**Work required**
Please give the listing again, word for word, with nothing left out.

**Data supplied**

»»

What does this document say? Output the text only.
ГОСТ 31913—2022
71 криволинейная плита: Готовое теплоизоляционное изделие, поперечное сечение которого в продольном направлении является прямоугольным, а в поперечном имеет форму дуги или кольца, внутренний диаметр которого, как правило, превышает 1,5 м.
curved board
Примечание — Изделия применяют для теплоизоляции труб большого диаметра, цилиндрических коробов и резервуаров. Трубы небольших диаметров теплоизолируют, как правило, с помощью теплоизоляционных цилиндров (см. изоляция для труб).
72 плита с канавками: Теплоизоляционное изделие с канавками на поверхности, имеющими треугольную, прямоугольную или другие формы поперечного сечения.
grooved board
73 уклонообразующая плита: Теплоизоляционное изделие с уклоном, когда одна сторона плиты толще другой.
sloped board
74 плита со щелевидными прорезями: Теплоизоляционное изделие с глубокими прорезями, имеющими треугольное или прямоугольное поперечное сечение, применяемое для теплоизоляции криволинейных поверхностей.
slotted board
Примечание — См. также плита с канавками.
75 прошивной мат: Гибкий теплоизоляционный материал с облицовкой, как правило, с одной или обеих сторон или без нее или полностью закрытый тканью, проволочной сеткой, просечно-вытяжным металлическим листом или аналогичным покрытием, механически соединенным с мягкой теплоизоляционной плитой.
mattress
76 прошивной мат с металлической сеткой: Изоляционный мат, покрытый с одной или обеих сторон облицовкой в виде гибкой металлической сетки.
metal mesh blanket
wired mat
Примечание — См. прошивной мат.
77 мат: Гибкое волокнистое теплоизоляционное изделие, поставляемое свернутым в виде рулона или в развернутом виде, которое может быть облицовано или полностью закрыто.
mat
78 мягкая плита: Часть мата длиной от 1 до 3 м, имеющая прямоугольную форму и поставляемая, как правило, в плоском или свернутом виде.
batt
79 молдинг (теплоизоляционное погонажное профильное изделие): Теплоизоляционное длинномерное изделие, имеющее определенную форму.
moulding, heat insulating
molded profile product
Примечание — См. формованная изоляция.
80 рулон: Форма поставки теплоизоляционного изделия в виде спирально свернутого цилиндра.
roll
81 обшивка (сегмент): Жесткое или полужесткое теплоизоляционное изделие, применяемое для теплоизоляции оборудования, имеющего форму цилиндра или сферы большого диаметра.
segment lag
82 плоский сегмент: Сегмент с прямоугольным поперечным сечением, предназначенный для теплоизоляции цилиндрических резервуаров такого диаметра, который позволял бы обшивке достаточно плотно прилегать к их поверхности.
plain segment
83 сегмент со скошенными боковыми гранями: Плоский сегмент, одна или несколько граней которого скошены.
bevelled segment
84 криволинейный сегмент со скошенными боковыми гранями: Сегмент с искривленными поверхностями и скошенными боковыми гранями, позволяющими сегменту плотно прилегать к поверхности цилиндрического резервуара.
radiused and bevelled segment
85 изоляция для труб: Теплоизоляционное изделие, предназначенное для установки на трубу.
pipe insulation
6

««

**Solution for this task**
What does this document say? Output the text only.
ГОСТ 31913—2022
71 криволинейная плита: Готовое теплоизоляционное изделие, поперечное сечение которого в продольном направлении является прямоугольным, а в поперечном имеет форму дуги или кольца, внутренний диаметр которого, как правило, превышает 1,5 м.
curved board
Примечание — Изделия применяют для теплоизоляции труб большого диаметра, цилиндрических коробов и резервуаров. Трубы небольших диаметров теплоизолируют, как правило, с помощью теплоизоляционных цилиндров (см. изоляция для труб).
72 плита с канавками: Теплоизоляционное изделие с канавками на поверхности, имеющими треугольную, прямоугольную или другие формы поперечного сечения.
grooved board
73 уклонообразующая плита: Теплоизоляционное изделие с уклоном, когда одна сторона плиты толще другой.
sloped board
74 плита со щелевидными прорезями: Теплоизоляционное изделие с глубокими прорезями, имеющими треугольное или прямоугольное поперечное сечение, применяемое для теплоизоляции криволинейных поверхностей.
slotted board
Примечание — См. также плита с канавками.
75 прошивной мат: Гибкий теплоизоляционный материал с облицовкой, как правило, с одной или обеих сторон или без нее или полностью закрытый тканью, проволочной сеткой, просечно-вытяжным металлическим листом или аналогичным покрытием, механически соединенным с мягкой теплоизоляционной плитой.
mattress
76 прошивной мат с металлической сеткой: Изоляционный мат, покрытый с одной или обеих сторон облицовкой в виде гибкой металлической сетки.
metal mesh blanket
wired mat
Примечание — См. прошивной мат.
77 мат: Гибкое волокнистое теплоизоляционное изделие, поставляемое свернутым в виде рулона или в развернутом виде, которое может быть облицовано или полностью закрыто.
mat
78 мягкая плита: Часть мата длиной от 1 до 3 м, имеющая прямоугольную форму и поставляемая, как правило, в плоском или свернутом виде.
batt
79 молдинг (теплоизоляционное погонажное профильное изделие): Теплоизоляционное длинномерное изделие, имеющее определенную форму.
moulding, heat insulating
molded profile product
Примечание — См. формованная изоляция.
80 рулон: Форма поставки теплоизоляционного изделия в виде спирально свернутого цилиндра.
roll
81 обшивка (сегмент): Жесткое или полужесткое теплоизоляционное изделие, применяемое для теплоизоляции оборудования, имеющего форму цилиндра или сферы большого диаметра.
segment lag
82 плоский сегмент: Сегмент с прямоугольным поперечным сечением, предназначенный для теплоизоляции цилиндрических резервуаров такого диаметра, который позволял бы обшивке достаточно плотно прилегать к их поверхности.
plain segment
83 сегмент со скошенными боковыми гранями: Плоский сегмент, одна или несколько граней которого скошены.
bevelled segment
84 криволинейный сегмент со скошенными боковыми гранями: Сегмент с искривленными поверхностями и скошенными боковыми гранями, позволяющими сегменту плотно прилегать к поверхности цилиндрического резервуара.
radiused and bevelled segment
85 изоляция для труб: Теплоизоляционное изделие, предназначенное для установки на трубу.
pipe insulation
6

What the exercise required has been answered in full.